▶ RECORDS SUPPLIED:
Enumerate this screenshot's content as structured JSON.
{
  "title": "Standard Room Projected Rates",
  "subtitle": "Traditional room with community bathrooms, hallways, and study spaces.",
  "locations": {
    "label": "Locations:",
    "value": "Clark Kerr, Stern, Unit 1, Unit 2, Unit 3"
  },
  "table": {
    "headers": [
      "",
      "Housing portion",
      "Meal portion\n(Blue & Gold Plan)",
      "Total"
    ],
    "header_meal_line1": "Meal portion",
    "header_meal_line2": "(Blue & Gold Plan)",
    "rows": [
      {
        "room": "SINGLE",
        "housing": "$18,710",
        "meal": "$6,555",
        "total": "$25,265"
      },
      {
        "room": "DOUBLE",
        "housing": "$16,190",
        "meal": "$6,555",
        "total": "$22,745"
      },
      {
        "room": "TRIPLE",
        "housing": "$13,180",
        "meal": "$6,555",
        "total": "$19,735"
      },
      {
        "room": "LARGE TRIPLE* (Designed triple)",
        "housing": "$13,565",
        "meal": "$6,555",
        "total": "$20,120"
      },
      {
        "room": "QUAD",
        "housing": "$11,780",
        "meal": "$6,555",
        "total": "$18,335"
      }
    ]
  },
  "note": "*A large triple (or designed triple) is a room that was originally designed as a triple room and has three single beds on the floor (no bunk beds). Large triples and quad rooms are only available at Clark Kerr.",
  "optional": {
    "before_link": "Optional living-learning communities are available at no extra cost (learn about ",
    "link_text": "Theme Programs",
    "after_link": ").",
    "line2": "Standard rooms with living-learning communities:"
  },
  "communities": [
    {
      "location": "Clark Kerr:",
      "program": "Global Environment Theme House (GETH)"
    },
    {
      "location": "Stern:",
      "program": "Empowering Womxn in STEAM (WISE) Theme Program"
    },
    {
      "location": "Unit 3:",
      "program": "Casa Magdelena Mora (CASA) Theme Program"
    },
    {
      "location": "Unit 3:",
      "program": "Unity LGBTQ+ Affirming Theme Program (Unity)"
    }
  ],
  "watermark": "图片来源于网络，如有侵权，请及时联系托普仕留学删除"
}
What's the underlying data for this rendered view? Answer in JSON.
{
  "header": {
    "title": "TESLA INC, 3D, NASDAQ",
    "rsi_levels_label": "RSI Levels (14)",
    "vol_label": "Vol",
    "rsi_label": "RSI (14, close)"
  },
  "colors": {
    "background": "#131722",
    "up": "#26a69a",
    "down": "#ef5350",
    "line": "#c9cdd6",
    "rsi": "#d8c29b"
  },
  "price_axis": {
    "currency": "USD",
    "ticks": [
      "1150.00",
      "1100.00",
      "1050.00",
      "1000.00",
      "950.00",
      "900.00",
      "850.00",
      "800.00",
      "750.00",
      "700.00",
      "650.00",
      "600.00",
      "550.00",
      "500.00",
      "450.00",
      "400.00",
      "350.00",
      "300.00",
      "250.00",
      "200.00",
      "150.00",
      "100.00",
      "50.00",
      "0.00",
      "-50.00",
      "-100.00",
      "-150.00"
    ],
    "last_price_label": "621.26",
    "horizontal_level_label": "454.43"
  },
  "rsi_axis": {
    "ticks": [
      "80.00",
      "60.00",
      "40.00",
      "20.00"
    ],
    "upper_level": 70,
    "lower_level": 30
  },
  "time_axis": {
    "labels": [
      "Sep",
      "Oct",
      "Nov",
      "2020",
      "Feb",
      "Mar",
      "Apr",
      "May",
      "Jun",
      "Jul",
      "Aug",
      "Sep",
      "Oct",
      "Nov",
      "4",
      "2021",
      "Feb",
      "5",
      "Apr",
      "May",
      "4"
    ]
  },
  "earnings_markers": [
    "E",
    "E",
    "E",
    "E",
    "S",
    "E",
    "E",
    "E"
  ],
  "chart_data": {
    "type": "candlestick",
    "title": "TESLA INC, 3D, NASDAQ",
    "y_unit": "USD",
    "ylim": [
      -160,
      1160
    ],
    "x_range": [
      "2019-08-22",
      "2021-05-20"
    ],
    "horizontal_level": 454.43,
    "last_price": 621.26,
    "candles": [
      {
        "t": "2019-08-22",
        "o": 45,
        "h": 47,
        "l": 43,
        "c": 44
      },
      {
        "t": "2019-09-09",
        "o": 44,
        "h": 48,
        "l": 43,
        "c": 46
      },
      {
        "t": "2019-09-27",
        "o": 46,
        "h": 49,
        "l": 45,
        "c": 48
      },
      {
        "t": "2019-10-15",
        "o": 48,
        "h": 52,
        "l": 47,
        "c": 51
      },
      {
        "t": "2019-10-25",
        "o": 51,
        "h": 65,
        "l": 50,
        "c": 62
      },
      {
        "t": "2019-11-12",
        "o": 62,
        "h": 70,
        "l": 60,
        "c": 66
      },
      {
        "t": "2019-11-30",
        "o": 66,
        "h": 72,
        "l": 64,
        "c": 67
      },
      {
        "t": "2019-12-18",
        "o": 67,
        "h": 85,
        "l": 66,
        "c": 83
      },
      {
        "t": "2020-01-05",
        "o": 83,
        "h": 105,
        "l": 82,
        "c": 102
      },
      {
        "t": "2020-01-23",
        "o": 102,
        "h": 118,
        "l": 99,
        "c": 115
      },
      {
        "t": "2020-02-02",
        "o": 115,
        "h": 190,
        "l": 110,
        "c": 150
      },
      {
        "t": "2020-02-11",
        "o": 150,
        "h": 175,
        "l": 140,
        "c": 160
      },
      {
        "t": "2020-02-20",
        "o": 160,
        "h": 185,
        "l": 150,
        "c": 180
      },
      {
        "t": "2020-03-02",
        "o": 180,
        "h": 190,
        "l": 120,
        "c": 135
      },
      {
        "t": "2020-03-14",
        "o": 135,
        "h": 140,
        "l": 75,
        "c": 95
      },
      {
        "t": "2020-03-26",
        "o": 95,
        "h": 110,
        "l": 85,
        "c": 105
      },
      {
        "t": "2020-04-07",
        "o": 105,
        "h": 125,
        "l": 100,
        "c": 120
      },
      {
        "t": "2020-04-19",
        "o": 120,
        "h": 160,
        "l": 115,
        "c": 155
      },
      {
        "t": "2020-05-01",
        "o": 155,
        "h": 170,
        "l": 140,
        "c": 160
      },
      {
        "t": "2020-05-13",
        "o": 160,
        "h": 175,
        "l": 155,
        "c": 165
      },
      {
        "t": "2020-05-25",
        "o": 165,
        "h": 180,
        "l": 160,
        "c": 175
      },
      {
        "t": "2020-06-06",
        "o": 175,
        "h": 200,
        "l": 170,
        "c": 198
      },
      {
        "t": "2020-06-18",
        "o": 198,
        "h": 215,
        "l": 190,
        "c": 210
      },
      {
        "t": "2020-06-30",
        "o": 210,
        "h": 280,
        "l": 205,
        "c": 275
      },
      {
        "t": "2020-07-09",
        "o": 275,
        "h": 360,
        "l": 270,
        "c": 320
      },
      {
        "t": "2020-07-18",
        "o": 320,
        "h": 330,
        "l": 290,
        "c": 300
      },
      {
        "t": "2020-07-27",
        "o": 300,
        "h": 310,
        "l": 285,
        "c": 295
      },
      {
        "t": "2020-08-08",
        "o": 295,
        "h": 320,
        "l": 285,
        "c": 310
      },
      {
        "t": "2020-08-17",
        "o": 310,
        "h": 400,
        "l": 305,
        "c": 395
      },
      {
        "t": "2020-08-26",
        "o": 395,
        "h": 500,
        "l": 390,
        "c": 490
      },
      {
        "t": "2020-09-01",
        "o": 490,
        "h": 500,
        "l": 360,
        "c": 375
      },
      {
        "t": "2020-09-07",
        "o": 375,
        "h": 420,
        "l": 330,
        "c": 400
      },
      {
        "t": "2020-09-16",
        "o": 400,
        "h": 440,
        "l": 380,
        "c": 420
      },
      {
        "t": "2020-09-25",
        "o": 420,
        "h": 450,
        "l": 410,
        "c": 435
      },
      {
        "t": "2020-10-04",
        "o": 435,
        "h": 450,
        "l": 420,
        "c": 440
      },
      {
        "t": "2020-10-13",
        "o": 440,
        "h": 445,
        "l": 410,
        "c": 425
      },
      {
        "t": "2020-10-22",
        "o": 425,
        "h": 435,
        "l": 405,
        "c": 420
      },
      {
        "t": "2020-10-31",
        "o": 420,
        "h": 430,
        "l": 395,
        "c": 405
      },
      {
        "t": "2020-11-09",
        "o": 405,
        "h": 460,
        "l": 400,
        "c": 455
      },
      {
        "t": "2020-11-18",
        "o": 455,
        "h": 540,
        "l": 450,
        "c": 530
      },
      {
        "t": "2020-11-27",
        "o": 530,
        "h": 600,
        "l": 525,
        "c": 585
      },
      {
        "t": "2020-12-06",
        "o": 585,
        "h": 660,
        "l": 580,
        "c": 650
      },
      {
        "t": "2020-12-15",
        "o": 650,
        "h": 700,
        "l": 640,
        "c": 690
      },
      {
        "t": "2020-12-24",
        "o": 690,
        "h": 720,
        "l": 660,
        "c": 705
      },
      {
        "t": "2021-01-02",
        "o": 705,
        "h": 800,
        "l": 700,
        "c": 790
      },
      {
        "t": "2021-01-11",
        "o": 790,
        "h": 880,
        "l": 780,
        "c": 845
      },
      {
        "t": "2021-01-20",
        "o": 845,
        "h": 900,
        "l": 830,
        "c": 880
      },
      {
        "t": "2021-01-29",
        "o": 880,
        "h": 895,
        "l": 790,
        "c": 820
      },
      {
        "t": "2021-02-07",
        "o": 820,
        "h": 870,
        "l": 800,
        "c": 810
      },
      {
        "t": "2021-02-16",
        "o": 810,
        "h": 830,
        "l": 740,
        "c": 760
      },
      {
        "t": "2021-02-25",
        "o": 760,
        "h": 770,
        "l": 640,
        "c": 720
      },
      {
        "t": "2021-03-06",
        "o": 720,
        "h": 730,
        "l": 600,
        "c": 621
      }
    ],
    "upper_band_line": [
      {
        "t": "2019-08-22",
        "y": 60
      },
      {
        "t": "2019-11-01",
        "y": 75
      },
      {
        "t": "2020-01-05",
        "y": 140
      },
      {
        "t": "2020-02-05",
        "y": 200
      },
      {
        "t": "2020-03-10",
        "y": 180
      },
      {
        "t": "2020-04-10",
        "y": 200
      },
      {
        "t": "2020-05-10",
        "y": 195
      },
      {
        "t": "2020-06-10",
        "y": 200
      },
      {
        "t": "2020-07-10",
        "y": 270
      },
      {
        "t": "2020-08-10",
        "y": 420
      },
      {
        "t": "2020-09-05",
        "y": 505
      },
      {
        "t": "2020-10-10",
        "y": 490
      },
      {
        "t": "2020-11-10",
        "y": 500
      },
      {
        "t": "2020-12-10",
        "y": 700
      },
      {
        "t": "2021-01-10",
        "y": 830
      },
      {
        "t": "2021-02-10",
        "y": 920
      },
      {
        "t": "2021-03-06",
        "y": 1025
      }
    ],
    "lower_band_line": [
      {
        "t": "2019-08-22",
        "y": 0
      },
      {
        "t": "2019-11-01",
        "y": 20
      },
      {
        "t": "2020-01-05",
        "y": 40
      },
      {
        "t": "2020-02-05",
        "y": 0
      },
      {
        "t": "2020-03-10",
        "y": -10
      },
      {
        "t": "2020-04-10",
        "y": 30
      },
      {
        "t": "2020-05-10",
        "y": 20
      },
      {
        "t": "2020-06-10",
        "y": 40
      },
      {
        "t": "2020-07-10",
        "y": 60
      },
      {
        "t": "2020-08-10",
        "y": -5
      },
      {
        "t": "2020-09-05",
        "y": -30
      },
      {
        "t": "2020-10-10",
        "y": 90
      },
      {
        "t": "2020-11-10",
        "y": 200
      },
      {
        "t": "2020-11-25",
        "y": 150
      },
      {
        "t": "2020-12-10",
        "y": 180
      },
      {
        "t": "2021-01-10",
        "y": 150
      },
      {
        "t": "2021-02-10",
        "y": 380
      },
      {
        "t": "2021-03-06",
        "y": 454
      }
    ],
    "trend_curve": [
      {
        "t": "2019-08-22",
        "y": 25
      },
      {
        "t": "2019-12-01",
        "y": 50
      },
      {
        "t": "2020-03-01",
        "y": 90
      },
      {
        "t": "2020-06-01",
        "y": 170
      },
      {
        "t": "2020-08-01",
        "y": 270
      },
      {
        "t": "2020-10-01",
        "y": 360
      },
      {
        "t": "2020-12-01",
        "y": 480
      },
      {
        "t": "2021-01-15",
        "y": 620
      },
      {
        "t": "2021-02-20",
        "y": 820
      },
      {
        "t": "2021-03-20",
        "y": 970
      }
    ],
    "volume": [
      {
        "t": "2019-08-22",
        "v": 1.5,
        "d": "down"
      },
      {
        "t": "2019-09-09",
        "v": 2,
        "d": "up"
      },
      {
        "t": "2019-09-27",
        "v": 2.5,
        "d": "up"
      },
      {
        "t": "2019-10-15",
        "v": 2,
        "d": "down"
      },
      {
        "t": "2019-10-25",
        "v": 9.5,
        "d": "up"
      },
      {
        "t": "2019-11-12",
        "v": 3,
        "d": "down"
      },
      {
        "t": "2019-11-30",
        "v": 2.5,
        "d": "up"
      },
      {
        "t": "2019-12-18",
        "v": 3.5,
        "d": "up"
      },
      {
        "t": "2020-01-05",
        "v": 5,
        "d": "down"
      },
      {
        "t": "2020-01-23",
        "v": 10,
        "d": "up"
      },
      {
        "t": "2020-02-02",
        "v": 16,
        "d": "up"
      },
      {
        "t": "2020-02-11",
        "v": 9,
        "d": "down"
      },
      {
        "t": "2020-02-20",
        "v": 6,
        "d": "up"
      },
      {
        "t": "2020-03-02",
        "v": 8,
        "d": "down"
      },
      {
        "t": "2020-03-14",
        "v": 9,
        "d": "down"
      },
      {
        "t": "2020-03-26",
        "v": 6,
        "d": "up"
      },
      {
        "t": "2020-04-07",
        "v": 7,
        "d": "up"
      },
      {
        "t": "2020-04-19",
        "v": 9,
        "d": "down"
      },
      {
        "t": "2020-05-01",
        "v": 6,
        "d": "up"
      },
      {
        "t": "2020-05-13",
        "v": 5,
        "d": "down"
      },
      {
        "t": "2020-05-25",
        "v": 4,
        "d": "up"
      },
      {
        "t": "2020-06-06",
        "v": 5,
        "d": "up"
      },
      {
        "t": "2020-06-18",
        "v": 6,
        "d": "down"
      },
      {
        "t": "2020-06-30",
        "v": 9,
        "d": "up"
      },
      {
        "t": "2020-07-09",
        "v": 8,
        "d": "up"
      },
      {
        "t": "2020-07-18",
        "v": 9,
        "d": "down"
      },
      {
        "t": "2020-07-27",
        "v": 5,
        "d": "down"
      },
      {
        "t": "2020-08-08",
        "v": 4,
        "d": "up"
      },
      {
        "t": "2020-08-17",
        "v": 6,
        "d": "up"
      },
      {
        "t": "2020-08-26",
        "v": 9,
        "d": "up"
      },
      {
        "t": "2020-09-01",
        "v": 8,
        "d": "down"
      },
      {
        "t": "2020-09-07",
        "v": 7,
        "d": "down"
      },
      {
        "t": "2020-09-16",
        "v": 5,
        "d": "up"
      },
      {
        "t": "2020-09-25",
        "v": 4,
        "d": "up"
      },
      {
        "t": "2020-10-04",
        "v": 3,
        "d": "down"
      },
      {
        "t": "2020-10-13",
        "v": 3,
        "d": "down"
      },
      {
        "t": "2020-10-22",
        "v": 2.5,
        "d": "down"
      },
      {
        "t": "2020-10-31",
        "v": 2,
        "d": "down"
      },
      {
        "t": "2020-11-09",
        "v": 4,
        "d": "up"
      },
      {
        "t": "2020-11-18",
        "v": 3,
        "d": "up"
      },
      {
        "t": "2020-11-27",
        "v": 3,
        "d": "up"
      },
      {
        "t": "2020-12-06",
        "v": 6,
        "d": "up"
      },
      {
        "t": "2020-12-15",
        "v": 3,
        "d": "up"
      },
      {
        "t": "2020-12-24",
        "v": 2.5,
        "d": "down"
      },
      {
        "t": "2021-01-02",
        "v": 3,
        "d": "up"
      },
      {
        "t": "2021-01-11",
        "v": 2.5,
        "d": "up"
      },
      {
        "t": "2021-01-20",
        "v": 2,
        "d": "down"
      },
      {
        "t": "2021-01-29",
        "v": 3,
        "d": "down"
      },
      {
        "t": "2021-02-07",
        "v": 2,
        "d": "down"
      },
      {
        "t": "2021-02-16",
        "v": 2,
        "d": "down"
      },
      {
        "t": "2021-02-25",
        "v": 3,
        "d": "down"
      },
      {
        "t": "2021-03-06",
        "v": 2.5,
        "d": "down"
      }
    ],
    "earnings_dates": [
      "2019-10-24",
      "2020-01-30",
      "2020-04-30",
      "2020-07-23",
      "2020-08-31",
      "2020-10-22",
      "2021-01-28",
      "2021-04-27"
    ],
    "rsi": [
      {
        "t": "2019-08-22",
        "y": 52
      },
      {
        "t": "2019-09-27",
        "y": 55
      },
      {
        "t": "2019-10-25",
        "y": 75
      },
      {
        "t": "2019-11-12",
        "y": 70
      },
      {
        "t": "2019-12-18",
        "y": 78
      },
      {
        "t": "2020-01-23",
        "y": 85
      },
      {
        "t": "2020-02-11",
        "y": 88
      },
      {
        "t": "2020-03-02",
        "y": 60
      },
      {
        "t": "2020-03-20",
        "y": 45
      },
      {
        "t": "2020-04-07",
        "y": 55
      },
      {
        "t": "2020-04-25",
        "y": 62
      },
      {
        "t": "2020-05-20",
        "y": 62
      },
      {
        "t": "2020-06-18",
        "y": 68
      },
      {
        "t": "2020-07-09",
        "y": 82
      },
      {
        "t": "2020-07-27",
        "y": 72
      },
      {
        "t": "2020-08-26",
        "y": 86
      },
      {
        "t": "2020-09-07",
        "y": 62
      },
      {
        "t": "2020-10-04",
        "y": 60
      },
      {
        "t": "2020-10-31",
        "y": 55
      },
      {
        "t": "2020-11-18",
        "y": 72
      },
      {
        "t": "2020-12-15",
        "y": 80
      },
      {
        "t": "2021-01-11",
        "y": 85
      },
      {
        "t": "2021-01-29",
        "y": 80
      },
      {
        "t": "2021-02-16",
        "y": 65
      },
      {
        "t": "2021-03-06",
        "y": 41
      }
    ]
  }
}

▶ OBJECTIVE:
Show every line from the entries above in which the word "with" appears.

▶ CORRECT ANSWER:
  "subtitle": "Traditional room with community bathrooms, hallways, and study spaces.",
    "line2": "Standard rooms with living-learning communities:"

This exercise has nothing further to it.